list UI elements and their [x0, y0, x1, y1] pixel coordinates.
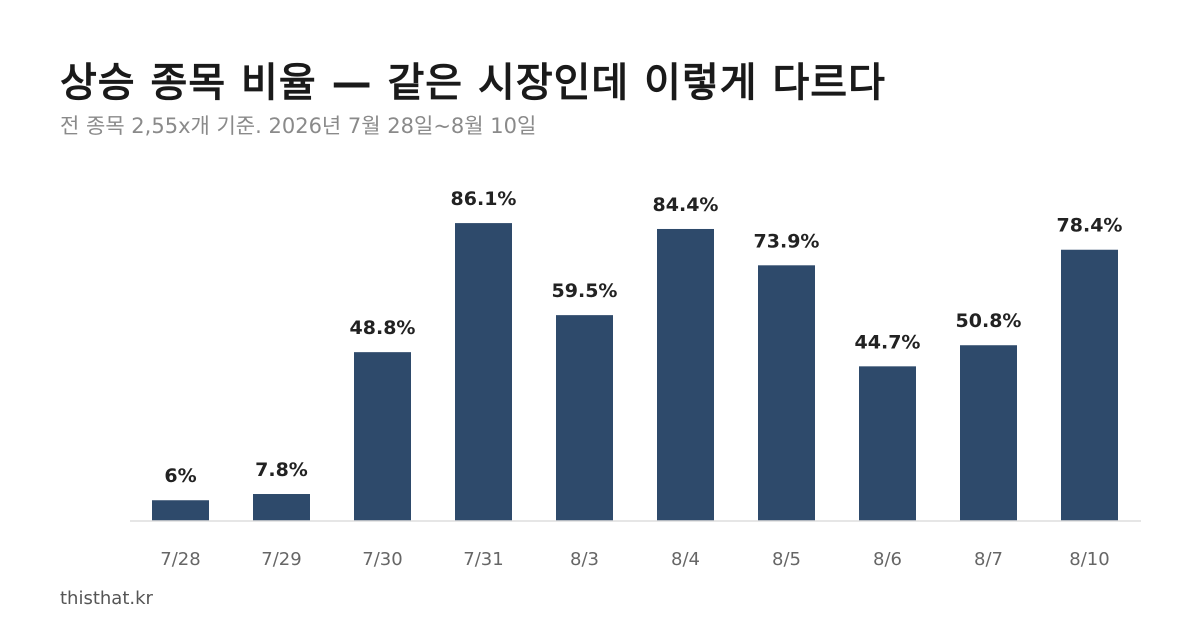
bar-8-6	[859, 366, 916, 521]
bar-8-5	[758, 265, 815, 521]
bar-7-28	[152, 500, 209, 521]
bar-8-3	[556, 315, 613, 521]
x-tick-label: 7/29	[261, 549, 301, 570]
x-tick-label: 7/31	[463, 549, 503, 570]
value-labels-group: 6% 7.8% 48.8% 86.1% 59.5% 84.4% 73.9% 44.7% 50.8…	[164, 188, 1122, 487]
footer-site: thisthat.kr	[60, 588, 153, 609]
x-tick-label: 7/30	[362, 549, 402, 570]
value-label: 7.8%	[255, 459, 308, 481]
bars-group	[152, 223, 1118, 521]
value-label: 86.1%	[451, 188, 517, 210]
x-tick-label: 8/7	[974, 549, 1003, 570]
value-label: 84.4%	[653, 194, 719, 216]
chart-title: 상승 종목 비율 — 같은 시장인데 이렇게 다르다	[60, 60, 886, 106]
x-tick-labels-group: 7/28 7/29 7/30 7/31 8/3 8/4 8/5 8/6 8/7 8/10	[160, 549, 1109, 570]
x-tick-label: 8/6	[873, 549, 902, 570]
bar-7-29	[253, 494, 310, 521]
chart-subtitle: 전 종목 2,55x개 기준. 2026년 7월 28일~8월 10일	[60, 114, 537, 138]
bar-8-4	[657, 228, 714, 521]
bar-7-31	[455, 223, 512, 521]
x-tick-label: 8/5	[772, 549, 801, 570]
x-tick-label: 8/3	[570, 549, 599, 570]
value-label: 78.4%	[1057, 215, 1123, 237]
x-tick-label: 7/28	[160, 549, 200, 570]
x-tick-label: 8/10	[1069, 549, 1109, 570]
value-label: 50.8%	[956, 310, 1022, 332]
bar-8-7	[960, 345, 1017, 521]
value-label: 6%	[164, 465, 196, 487]
value-label: 59.5%	[552, 280, 618, 302]
bar-8-10	[1061, 249, 1118, 521]
bar-7-30	[354, 352, 411, 521]
value-label: 44.7%	[855, 331, 921, 353]
x-tick-label: 8/4	[671, 549, 700, 570]
value-label: 48.8%	[350, 317, 416, 339]
value-label: 73.9%	[754, 230, 820, 252]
+--
§ STATED GOAL
Copy out the items from the line with "366, 916, 521]" to the line with "588, 153, 609]", both included, character for character.

§ TASK RESPONSE
bar-8-6	[859, 366, 916, 521]
bar-8-5	[758, 265, 815, 521]
bar-7-28	[152, 500, 209, 521]
bar-8-3	[556, 315, 613, 521]
x-tick-label: 7/29	[261, 549, 301, 570]
x-tick-label: 7/31	[463, 549, 503, 570]
value-labels-group: 6% 7.8% 48.8% 86.1% 59.5% 84.4% 73.9% 44.7% 50.8…	[164, 188, 1122, 487]
footer-site: thisthat.kr	[60, 588, 153, 609]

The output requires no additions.